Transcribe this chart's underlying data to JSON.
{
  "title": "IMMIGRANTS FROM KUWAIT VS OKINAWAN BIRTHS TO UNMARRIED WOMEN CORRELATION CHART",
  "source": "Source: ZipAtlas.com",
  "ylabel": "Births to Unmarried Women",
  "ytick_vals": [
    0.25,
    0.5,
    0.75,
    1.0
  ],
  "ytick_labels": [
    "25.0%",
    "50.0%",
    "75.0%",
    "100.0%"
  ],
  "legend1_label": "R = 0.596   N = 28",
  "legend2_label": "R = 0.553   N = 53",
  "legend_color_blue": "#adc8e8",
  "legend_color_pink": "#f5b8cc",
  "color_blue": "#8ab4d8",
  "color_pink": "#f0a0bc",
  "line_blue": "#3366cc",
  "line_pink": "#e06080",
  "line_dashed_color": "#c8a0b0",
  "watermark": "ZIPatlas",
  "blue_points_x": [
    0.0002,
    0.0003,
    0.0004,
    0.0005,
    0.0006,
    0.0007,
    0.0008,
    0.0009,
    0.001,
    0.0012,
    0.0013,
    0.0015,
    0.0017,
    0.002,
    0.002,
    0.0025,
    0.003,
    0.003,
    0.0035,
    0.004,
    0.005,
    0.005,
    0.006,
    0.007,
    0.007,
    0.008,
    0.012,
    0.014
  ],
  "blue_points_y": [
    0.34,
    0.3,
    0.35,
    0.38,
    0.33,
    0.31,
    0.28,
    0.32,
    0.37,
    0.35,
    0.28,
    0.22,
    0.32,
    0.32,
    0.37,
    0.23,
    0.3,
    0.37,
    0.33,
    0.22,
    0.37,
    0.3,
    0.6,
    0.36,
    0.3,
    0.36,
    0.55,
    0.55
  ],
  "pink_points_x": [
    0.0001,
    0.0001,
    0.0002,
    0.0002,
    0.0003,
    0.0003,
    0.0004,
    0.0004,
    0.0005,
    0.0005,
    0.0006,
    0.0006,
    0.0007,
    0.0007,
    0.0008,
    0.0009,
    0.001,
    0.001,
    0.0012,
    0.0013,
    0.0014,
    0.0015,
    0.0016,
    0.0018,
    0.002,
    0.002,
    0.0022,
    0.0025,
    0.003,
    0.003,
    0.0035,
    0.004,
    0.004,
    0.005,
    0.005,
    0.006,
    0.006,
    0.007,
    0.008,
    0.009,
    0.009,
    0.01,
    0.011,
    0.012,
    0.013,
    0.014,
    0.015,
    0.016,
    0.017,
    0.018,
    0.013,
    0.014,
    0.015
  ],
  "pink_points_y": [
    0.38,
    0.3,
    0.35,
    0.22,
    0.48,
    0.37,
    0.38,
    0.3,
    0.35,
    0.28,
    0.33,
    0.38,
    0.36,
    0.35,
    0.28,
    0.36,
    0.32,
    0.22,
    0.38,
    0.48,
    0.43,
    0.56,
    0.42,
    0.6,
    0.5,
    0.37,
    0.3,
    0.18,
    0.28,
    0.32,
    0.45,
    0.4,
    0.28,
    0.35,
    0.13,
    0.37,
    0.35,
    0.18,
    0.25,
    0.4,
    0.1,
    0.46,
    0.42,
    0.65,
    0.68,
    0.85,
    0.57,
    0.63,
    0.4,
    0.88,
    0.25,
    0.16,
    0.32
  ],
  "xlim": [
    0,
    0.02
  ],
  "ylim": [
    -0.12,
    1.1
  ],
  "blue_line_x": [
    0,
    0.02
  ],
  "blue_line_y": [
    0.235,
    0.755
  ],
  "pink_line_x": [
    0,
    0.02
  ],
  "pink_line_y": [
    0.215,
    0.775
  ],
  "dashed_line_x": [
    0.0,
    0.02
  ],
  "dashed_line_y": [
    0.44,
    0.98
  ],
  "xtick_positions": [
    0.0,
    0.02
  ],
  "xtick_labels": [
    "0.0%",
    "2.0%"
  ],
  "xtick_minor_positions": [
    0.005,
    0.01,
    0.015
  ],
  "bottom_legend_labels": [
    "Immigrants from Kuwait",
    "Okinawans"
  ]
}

-*-

Work instructions
Word for word, write out the data.

Exercise solution
Transcribe this chart's underlying data to JSON.
{
  "title": "IMMIGRANTS FROM KUWAIT VS OKINAWAN BIRTHS TO UNMARRIED WOMEN CORRELATION CHART",
  "source": "Source: ZipAtlas.com",
  "ylabel": "Births to Unmarried Women",
  "ytick_vals": [
    0.25,
    0.5,
    0.75,
    1.0
  ],
  "ytick_labels": [
    "25.0%",
    "50.0%",
    "75.0%",
    "100.0%"
  ],
  "legend1_label": "R = 0.596   N = 28",
  "legend2_label": "R = 0.553   N = 53",
  "legend_color_blue": "#adc8e8",
  "legend_color_pink": "#f5b8cc",
  "color_blue": "#8ab4d8",
  "color_pink": "#f0a0bc",
  "line_blue": "#3366cc",
  "line_pink": "#e06080",
  "line_dashed_color": "#c8a0b0",
  "watermark": "ZIPatlas",
  "blue_points_x": [
    0.0002,
    0.0003,
    0.0004,
    0.0005,
    0.0006,
    0.0007,
    0.0008,
    0.0009,
    0.001,
    0.0012,
    0.0013,
    0.0015,
    0.0017,
    0.002,
    0.002,
    0.0025,
    0.003,
    0.003,
    0.0035,
    0.004,
    0.005,
    0.005,
    0.006,
    0.007,
    0.007,
    0.008,
    0.012,
    0.014
  ],
  "blue_points_y": [
    0.34,
    0.3,
    0.35,
    0.38,
    0.33,
    0.31,
    0.28,
    0.32,
    0.37,
    0.35,
    0.28,
    0.22,
    0.32,
    0.32,
    0.37,
    0.23,
    0.3,
    0.37,
    0.33,
    0.22,
    0.37,
    0.3,
    0.6,
    0.36,
    0.3,
    0.36,
    0.55,
    0.55
  ],
  "pink_points_x": [
    0.0001,
    0.0001,
    0.0002,
    0.0002,
    0.0003,
    0.0003,
    0.0004,
    0.0004,
    0.0005,
    0.0005,
    0.0006,
    0.0006,
    0.0007,
    0.0007,
    0.0008,
    0.0009,
    0.001,
    0.001,
    0.0012,
    0.0013,
    0.0014,
    0.0015,
    0.0016,
    0.0018,
    0.002,
    0.002,
    0.0022,
    0.0025,
    0.003,
    0.003,
    0.0035,
    0.004,
    0.004,
    0.005,
    0.005,
    0.006,
    0.006,
    0.007,
    0.008,
    0.009,
    0.009,
    0.01,
    0.011,
    0.012,
    0.013,
    0.014,
    0.015,
    0.016,
    0.017,
    0.018,
    0.013,
    0.014,
    0.015
  ],
  "pink_points_y": [
    0.38,
    0.3,
    0.35,
    0.22,
    0.48,
    0.37,
    0.38,
    0.3,
    0.35,
    0.28,
    0.33,
    0.38,
    0.36,
    0.35,
    0.28,
    0.36,
    0.32,
    0.22,
    0.38,
    0.48,
    0.43,
    0.56,
    0.42,
    0.6,
    0.5,
    0.37,
    0.3,
    0.18,
    0.28,
    0.32,
    0.45,
    0.4,
    0.28,
    0.35,
    0.13,
    0.37,
    0.35,
    0.18,
    0.25,
    0.4,
    0.1,
    0.46,
    0.42,
    0.65,
    0.68,
    0.85,
    0.57,
    0.63,
    0.4,
    0.88,
    0.25,
    0.16,
    0.32
  ],
  "xlim": [
    0,
    0.02
  ],
  "ylim": [
    -0.12,
    1.1
  ],
  "blue_line_x": [
    0,
    0.02
  ],
  "blue_line_y": [
    0.235,
    0.755
  ],
  "pink_line_x": [
    0,
    0.02
  ],
  "pink_line_y": [
    0.215,
    0.775
  ],
  "dashed_line_x": [
    0.0,
    0.02
  ],
  "dashed_line_y": [
    0.44,
    0.98
  ],
  "xtick_positions": [
    0.0,
    0.02
  ],
  "xtick_labels": [
    "0.0%",
    "2.0%"
  ],
  "xtick_minor_positions": [
    0.005,
    0.01,
    0.015
  ],
  "bottom_legend_labels": [
    "Immigrants from Kuwait",
    "Okinawans"
  ]
}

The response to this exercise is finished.